→ **THE TASK**
Return each entry below word for word, with no changes.

→ **Layout element entries**
· · · ·
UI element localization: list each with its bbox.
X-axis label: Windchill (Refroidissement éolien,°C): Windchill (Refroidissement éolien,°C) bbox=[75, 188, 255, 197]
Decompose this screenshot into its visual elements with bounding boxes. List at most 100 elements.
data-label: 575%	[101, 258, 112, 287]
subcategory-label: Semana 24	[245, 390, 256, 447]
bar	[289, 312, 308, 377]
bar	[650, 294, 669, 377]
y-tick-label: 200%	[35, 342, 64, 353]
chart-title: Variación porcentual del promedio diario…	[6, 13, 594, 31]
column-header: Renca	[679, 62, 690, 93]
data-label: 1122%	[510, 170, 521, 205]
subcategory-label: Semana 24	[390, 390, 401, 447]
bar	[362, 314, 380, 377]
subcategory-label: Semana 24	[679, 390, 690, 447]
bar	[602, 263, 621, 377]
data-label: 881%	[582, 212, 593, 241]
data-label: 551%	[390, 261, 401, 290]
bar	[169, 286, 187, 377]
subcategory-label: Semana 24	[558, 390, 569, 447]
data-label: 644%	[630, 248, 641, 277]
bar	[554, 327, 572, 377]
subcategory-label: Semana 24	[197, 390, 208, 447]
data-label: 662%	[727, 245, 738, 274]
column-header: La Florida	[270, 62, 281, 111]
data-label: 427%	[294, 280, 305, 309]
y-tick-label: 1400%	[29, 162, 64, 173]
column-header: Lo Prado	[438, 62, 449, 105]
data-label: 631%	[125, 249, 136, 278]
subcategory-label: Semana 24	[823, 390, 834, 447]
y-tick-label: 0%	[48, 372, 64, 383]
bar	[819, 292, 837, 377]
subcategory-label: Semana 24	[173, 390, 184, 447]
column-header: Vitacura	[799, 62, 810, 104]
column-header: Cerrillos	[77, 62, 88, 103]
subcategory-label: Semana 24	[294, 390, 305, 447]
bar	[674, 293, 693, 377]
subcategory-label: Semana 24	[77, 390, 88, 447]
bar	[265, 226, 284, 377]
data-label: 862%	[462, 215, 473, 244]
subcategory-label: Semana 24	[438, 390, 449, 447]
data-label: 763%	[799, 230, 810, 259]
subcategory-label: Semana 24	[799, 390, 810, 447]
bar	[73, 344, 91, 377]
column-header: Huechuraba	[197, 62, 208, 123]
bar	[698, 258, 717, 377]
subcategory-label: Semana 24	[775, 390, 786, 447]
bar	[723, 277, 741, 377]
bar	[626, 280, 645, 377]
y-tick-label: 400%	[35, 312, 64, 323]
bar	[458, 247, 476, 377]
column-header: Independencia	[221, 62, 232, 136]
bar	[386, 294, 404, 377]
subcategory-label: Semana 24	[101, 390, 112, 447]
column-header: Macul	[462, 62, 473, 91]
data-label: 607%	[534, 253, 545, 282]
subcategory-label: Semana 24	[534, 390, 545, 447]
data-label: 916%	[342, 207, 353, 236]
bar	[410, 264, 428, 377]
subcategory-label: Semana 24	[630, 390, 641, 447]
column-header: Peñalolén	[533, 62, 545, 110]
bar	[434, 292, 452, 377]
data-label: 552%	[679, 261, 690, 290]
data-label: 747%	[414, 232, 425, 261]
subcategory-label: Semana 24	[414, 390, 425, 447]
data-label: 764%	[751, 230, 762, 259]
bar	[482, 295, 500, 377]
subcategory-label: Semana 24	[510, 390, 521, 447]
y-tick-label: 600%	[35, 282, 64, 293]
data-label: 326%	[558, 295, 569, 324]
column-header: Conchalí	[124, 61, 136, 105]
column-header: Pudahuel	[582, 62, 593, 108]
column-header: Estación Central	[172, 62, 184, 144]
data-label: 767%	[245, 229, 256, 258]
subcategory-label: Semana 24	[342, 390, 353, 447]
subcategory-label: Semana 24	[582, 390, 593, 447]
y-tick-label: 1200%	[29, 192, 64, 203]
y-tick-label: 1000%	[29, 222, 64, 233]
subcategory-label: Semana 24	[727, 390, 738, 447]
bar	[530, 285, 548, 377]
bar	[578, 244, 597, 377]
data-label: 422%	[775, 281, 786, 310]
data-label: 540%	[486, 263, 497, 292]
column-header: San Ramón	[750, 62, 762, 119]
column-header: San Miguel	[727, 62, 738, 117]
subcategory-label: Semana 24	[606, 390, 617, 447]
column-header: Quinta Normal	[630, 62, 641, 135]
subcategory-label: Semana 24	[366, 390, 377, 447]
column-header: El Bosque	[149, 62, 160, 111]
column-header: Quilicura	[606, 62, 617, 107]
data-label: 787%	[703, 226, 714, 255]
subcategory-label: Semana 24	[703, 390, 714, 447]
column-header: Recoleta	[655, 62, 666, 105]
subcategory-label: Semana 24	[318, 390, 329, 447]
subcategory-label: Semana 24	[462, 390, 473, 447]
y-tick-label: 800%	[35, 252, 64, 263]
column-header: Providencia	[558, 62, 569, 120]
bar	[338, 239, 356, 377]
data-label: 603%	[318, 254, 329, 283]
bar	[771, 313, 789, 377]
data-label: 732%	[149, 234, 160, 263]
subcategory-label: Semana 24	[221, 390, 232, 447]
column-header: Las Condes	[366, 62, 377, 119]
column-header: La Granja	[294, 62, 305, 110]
· · · ·
→ **RESULT OF THE TASK**
UI element localization: list each with its bbox.
X-axis label: Windchill (Refroidissement éolien,°C): Windchill (Refroidissement éolien,°C) bbox=[75, 188, 255, 197]
Decompose this screenshot into its visual elements with bounding boxes. List at most 100 elements.
data-label: 575%	[101, 258, 112, 287]
subcategory-label: Semana 24	[245, 390, 256, 447]
bar	[289, 312, 308, 377]
bar	[650, 294, 669, 377]
y-tick-label: 200%	[35, 342, 64, 353]
chart-title: Variación porcentual del promedio diario…	[6, 13, 594, 31]
column-header: Renca	[679, 62, 690, 93]
data-label: 1122%	[510, 170, 521, 205]
subcategory-label: Semana 24	[390, 390, 401, 447]
bar	[362, 314, 380, 377]
subcategory-label: Semana 24	[679, 390, 690, 447]
bar	[602, 263, 621, 377]
data-label: 881%	[582, 212, 593, 241]
data-label: 551%	[390, 261, 401, 290]
bar	[169, 286, 187, 377]
subcategory-label: Semana 24	[558, 390, 569, 447]
data-label: 644%	[630, 248, 641, 277]
bar	[554, 327, 572, 377]
subcategory-label: Semana 24	[197, 390, 208, 447]
data-label: 662%	[727, 245, 738, 274]
column-header: La Florida	[270, 62, 281, 111]
data-label: 427%	[294, 280, 305, 309]
y-tick-label: 1400%	[29, 162, 64, 173]
column-header: Lo Prado	[438, 62, 449, 105]
data-label: 631%	[125, 249, 136, 278]
subcategory-label: Semana 24	[823, 390, 834, 447]
y-tick-label: 0%	[48, 372, 64, 383]
bar	[819, 292, 837, 377]
subcategory-label: Semana 24	[173, 390, 184, 447]
column-header: Vitacura	[799, 62, 810, 104]
column-header: Cerrillos	[77, 62, 88, 103]
subcategory-label: Semana 24	[294, 390, 305, 447]
bar	[674, 293, 693, 377]
subcategory-label: Semana 24	[77, 390, 88, 447]
bar	[265, 226, 284, 377]
data-label: 862%	[462, 215, 473, 244]
subcategory-label: Semana 24	[438, 390, 449, 447]
data-label: 763%	[799, 230, 810, 259]
subcategory-label: Semana 24	[799, 390, 810, 447]
bar	[73, 344, 91, 377]
column-header: Huechuraba	[197, 62, 208, 123]
bar	[698, 258, 717, 377]
subcategory-label: Semana 24	[775, 390, 786, 447]
bar	[723, 277, 741, 377]
bar	[626, 280, 645, 377]
y-tick-label: 400%	[35, 312, 64, 323]
bar	[458, 247, 476, 377]
column-header: Independencia	[221, 62, 232, 136]
bar	[386, 294, 404, 377]
subcategory-label: Semana 24	[101, 390, 112, 447]
column-header: Macul	[462, 62, 473, 91]
data-label: 607%	[534, 253, 545, 282]
subcategory-label: Semana 24	[534, 390, 545, 447]
data-label: 916%	[342, 207, 353, 236]
bar	[410, 264, 428, 377]
subcategory-label: Semana 24	[630, 390, 641, 447]
column-header: Peñalolén	[533, 62, 545, 110]
bar	[434, 292, 452, 377]
data-label: 552%	[679, 261, 690, 290]
data-label: 747%	[414, 232, 425, 261]
subcategory-label: Semana 24	[414, 390, 425, 447]
data-label: 764%	[751, 230, 762, 259]
bar	[482, 295, 500, 377]
subcategory-label: Semana 24	[510, 390, 521, 447]
y-tick-label: 600%	[35, 282, 64, 293]
data-label: 326%	[558, 295, 569, 324]
column-header: Conchalí	[124, 61, 136, 105]
column-header: Pudahuel	[582, 62, 593, 108]
column-header: Estación Central	[172, 62, 184, 144]
data-label: 767%	[245, 229, 256, 258]
subcategory-label: Semana 24	[342, 390, 353, 447]
subcategory-label: Semana 24	[582, 390, 593, 447]
y-tick-label: 1200%	[29, 192, 64, 203]
y-tick-label: 1000%	[29, 222, 64, 233]
subcategory-label: Semana 24	[727, 390, 738, 447]
bar	[530, 285, 548, 377]
bar	[578, 244, 597, 377]
data-label: 422%	[775, 281, 786, 310]
data-label: 540%	[486, 263, 497, 292]
column-header: San Ramón	[750, 62, 762, 119]
column-header: San Miguel	[727, 62, 738, 117]
subcategory-label: Semana 24	[606, 390, 617, 447]
column-header: Quinta Normal	[630, 62, 641, 135]
subcategory-label: Semana 24	[366, 390, 377, 447]
column-header: El Bosque	[149, 62, 160, 111]
column-header: Quilicura	[606, 62, 617, 107]
data-label: 787%	[703, 226, 714, 255]
subcategory-label: Semana 24	[703, 390, 714, 447]
column-header: Recoleta	[655, 62, 666, 105]
subcategory-label: Semana 24	[318, 390, 329, 447]
subcategory-label: Semana 24	[462, 390, 473, 447]
y-tick-label: 800%	[35, 252, 64, 263]
column-header: Providencia	[558, 62, 569, 120]
bar	[338, 239, 356, 377]
data-label: 603%	[318, 254, 329, 283]
bar	[771, 313, 789, 377]
data-label: 732%	[149, 234, 160, 263]
subcategory-label: Semana 24	[221, 390, 232, 447]
column-header: Las Condes	[366, 62, 377, 119]
column-header: La Granja	[294, 62, 305, 110]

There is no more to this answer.